* Start *

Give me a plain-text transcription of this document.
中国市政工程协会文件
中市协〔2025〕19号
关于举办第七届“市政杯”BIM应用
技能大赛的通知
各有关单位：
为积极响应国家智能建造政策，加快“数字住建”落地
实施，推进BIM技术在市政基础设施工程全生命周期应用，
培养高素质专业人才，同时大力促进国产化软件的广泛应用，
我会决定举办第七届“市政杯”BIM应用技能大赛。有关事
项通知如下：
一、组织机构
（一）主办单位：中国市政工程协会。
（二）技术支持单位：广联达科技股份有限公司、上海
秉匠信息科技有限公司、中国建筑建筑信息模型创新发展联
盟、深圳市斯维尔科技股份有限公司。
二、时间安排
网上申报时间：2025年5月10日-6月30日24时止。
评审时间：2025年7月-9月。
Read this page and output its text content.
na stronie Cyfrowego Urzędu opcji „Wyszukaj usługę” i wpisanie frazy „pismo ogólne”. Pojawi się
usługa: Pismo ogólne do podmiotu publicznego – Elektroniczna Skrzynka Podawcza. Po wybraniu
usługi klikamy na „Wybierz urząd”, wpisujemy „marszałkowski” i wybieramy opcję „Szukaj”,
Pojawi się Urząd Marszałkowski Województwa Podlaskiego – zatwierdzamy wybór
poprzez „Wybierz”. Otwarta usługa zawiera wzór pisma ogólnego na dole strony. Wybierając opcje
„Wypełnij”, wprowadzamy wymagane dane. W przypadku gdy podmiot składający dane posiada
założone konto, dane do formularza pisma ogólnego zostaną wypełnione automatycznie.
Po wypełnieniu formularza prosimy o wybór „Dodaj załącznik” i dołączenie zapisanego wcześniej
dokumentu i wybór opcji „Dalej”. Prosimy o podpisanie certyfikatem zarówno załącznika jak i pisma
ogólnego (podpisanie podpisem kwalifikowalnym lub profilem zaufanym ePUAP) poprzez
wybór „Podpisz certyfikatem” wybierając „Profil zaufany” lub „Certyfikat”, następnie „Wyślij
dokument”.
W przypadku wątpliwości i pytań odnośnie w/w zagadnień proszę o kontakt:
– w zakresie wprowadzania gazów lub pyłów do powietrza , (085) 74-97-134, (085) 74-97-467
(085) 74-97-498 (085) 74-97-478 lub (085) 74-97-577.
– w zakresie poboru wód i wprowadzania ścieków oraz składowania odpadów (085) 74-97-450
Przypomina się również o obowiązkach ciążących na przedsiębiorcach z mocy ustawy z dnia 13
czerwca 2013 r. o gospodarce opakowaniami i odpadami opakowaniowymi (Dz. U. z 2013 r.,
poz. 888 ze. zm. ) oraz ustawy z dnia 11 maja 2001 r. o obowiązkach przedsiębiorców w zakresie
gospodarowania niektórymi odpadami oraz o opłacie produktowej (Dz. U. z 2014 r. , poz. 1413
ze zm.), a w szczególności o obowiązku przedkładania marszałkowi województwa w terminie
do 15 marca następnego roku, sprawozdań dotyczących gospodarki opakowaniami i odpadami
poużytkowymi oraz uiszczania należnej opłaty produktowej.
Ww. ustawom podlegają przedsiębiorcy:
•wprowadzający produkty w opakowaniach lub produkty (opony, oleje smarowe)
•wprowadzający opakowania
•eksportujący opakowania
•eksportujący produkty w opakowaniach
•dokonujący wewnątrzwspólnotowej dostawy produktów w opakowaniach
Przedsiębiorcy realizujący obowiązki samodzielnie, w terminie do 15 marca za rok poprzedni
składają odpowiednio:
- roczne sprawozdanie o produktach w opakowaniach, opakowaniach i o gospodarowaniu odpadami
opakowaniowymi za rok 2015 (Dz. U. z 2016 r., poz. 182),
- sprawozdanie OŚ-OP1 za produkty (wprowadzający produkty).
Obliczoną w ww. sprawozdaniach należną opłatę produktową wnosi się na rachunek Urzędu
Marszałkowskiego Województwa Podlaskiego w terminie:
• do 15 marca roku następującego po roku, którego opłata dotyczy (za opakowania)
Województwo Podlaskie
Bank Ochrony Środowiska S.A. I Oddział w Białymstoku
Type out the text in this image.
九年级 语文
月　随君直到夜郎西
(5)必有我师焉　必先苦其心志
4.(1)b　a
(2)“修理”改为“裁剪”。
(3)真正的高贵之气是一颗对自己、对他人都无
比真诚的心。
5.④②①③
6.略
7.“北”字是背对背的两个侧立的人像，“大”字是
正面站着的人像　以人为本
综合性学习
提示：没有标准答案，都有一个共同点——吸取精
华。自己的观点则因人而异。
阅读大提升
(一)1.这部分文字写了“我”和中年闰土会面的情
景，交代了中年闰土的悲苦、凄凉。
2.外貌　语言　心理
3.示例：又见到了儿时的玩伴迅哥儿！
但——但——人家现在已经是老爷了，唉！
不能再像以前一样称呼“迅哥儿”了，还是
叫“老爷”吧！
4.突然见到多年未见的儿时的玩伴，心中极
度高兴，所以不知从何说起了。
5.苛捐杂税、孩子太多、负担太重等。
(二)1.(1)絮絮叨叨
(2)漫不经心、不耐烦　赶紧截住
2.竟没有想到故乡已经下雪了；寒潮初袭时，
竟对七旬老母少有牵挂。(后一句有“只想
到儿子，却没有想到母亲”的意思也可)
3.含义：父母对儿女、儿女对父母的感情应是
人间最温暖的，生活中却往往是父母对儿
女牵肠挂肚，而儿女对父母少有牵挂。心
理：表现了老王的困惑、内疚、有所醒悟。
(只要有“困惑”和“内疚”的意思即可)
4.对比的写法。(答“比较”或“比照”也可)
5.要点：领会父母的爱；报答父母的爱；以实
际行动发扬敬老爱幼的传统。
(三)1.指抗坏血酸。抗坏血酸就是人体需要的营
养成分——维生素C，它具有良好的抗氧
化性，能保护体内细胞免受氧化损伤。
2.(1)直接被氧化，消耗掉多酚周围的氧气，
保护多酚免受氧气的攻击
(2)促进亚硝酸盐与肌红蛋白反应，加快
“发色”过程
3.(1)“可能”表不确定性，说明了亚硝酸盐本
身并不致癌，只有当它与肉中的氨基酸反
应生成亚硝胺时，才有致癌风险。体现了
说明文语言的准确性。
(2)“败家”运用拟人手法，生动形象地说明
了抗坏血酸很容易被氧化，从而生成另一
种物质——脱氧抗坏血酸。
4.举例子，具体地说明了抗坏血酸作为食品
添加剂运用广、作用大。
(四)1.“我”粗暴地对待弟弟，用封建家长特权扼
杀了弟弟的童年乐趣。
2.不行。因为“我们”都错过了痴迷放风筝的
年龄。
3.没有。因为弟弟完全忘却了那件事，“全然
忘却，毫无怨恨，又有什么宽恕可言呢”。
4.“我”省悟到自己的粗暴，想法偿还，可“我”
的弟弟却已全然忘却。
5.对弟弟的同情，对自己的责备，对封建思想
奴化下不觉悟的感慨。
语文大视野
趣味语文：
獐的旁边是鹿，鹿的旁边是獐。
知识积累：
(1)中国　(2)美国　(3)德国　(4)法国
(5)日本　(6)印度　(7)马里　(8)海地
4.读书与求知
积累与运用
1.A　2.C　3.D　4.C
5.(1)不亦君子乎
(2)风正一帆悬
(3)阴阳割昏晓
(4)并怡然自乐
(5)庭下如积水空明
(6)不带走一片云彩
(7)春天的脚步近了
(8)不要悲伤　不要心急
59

* End *

Exercise aim
Reproduce the material in full, with no word added or dropped.

Response to the exercise
Give me a plain-text transcription of this document.
中国市政工程协会文件
中市协〔2025〕19号
关于举办第七届“市政杯”BIM应用
技能大赛的通知
各有关单位：
为积极响应国家智能建造政策，加快“数字住建”落地
实施，推进BIM技术在市政基础设施工程全生命周期应用，
培养高素质专业人才，同时大力促进国产化软件的广泛应用，
我会决定举办第七届“市政杯”BIM应用技能大赛。有关事
项通知如下：
一、组织机构
（一）主办单位：中国市政工程协会。
（二）技术支持单位：广联达科技股份有限公司、上海
秉匠信息科技有限公司、中国建筑建筑信息模型创新发展联
盟、深圳市斯维尔科技股份有限公司。
二、时间安排
网上申报时间：2025年5月10日-6月30日24时止。
评审时间：2025年7月-9月。
Read this page and output its text content.
na stronie Cyfrowego Urzędu opcji „Wyszukaj usługę” i wpisanie frazy „pismo ogólne”. Pojawi się
usługa: Pismo ogólne do podmiotu publicznego – Elektroniczna Skrzynka Podawcza. Po wybraniu
usługi klikamy na „Wybierz urząd”, wpisujemy „marszałkowski” i wybieramy opcję „Szukaj”,
Pojawi się Urząd Marszałkowski Województwa Podlaskiego – zatwierdzamy wybór
poprzez „Wybierz”. Otwarta usługa zawiera wzór pisma ogólnego na dole strony. Wybierając opcje
„Wypełnij”, wprowadzamy wymagane dane. W przypadku gdy podmiot składający dane posiada
założone konto, dane do formularza pisma ogólnego zostaną wypełnione automatycznie.
Po wypełnieniu formularza prosimy o wybór „Dodaj załącznik” i dołączenie zapisanego wcześniej
dokumentu i wybór opcji „Dalej”. Prosimy o podpisanie certyfikatem zarówno załącznika jak i pisma
ogólnego (podpisanie podpisem kwalifikowalnym lub profilem zaufanym ePUAP) poprzez
wybór „Podpisz certyfikatem” wybierając „Profil zaufany” lub „Certyfikat”, następnie „Wyślij
dokument”.
W przypadku wątpliwości i pytań odnośnie w/w zagadnień proszę o kontakt:
– w zakresie wprowadzania gazów lub pyłów do powietrza , (085) 74-97-134, (085) 74-97-467
(085) 74-97-498 (085) 74-97-478 lub (085) 74-97-577.
– w zakresie poboru wód i wprowadzania ścieków oraz składowania odpadów (085) 74-97-450
Przypomina się również o obowiązkach ciążących na przedsiębiorcach z mocy ustawy z dnia 13
czerwca 2013 r. o gospodarce opakowaniami i odpadami opakowaniowymi (Dz. U. z 2013 r.,
poz. 888 ze. zm. ) oraz ustawy z dnia 11 maja 2001 r. o obowiązkach przedsiębiorców w zakresie
gospodarowania niektórymi odpadami oraz o opłacie produktowej (Dz. U. z 2014 r. , poz. 1413
ze zm.), a w szczególności o obowiązku przedkładania marszałkowi województwa w terminie
do 15 marca następnego roku, sprawozdań dotyczących gospodarki opakowaniami i odpadami
poużytkowymi oraz uiszczania należnej opłaty produktowej.
Ww. ustawom podlegają przedsiębiorcy:
•wprowadzający produkty w opakowaniach lub produkty (opony, oleje smarowe)
•wprowadzający opakowania
•eksportujący opakowania
•eksportujący produkty w opakowaniach
•dokonujący wewnątrzwspólnotowej dostawy produktów w opakowaniach
Przedsiębiorcy realizujący obowiązki samodzielnie, w terminie do 15 marca za rok poprzedni
składają odpowiednio:
- roczne sprawozdanie o produktach w opakowaniach, opakowaniach i o gospodarowaniu odpadami
opakowaniowymi za rok 2015 (Dz. U. z 2016 r., poz. 182),
- sprawozdanie OŚ-OP1 za produkty (wprowadzający produkty).
Obliczoną w ww. sprawozdaniach należną opłatę produktową wnosi się na rachunek Urzędu
Marszałkowskiego Województwa Podlaskiego w terminie:
• do 15 marca roku następującego po roku, którego opłata dotyczy (za opakowania)
Województwo Podlaskie
Bank Ochrony Środowiska S.A. I Oddział w Białymstoku
Type out the text in this image.
九年级 语文
月　随君直到夜郎西
(5)必有我师焉　必先苦其心志
4.(1)b　a
(2)“修理”改为“裁剪”。
(3)真正的高贵之气是一颗对自己、对他人都无
比真诚的心。
5.④②①③
6.略
7.“北”字是背对背的两个侧立的人像，“大”字是
正面站着的人像　以人为本
综合性学习
提示：没有标准答案，都有一个共同点——吸取精
华。自己的观点则因人而异。
阅读大提升
(一)1.这部分文字写了“我”和中年闰土会面的情
景，交代了中年闰土的悲苦、凄凉。
2.外貌　语言　心理
3.示例：又见到了儿时的玩伴迅哥儿！
但——但——人家现在已经是老爷了，唉！
不能再像以前一样称呼“迅哥儿”了，还是
叫“老爷”吧！
4.突然见到多年未见的儿时的玩伴，心中极
度高兴，所以不知从何说起了。
5.苛捐杂税、孩子太多、负担太重等。
(二)1.(1)絮絮叨叨
(2)漫不经心、不耐烦　赶紧截住
2.竟没有想到故乡已经下雪了；寒潮初袭时，
竟对七旬老母少有牵挂。(后一句有“只想
到儿子，却没有想到母亲”的意思也可)
3.含义：父母对儿女、儿女对父母的感情应是
人间最温暖的，生活中却往往是父母对儿
女牵肠挂肚，而儿女对父母少有牵挂。心
理：表现了老王的困惑、内疚、有所醒悟。
(只要有“困惑”和“内疚”的意思即可)
4.对比的写法。(答“比较”或“比照”也可)
5.要点：领会父母的爱；报答父母的爱；以实
际行动发扬敬老爱幼的传统。
(三)1.指抗坏血酸。抗坏血酸就是人体需要的营
养成分——维生素C，它具有良好的抗氧
化性，能保护体内细胞免受氧化损伤。
2.(1)直接被氧化，消耗掉多酚周围的氧气，
保护多酚免受氧气的攻击
(2)促进亚硝酸盐与肌红蛋白反应，加快
“发色”过程
3.(1)“可能”表不确定性，说明了亚硝酸盐本
身并不致癌，只有当它与肉中的氨基酸反
应生成亚硝胺时，才有致癌风险。体现了
说明文语言的准确性。
(2)“败家”运用拟人手法，生动形象地说明
了抗坏血酸很容易被氧化，从而生成另一
种物质——脱氧抗坏血酸。
4.举例子，具体地说明了抗坏血酸作为食品
添加剂运用广、作用大。
(四)1.“我”粗暴地对待弟弟，用封建家长特权扼
杀了弟弟的童年乐趣。
2.不行。因为“我们”都错过了痴迷放风筝的
年龄。
3.没有。因为弟弟完全忘却了那件事，“全然
忘却，毫无怨恨，又有什么宽恕可言呢”。
4.“我”省悟到自己的粗暴，想法偿还，可“我”
的弟弟却已全然忘却。
5.对弟弟的同情，对自己的责备，对封建思想
奴化下不觉悟的感慨。
语文大视野
趣味语文：
獐的旁边是鹿，鹿的旁边是獐。
知识积累：
(1)中国　(2)美国　(3)德国　(4)法国
(5)日本　(6)印度　(7)马里　(8)海地
4.读书与求知
积累与运用
1.A　2.C　3.D　4.C
5.(1)不亦君子乎
(2)风正一帆悬
(3)阴阳割昏晓
(4)并怡然自乐
(5)庭下如积水空明
(6)不带走一片云彩
(7)春天的脚步近了
(8)不要悲伤　不要心急
59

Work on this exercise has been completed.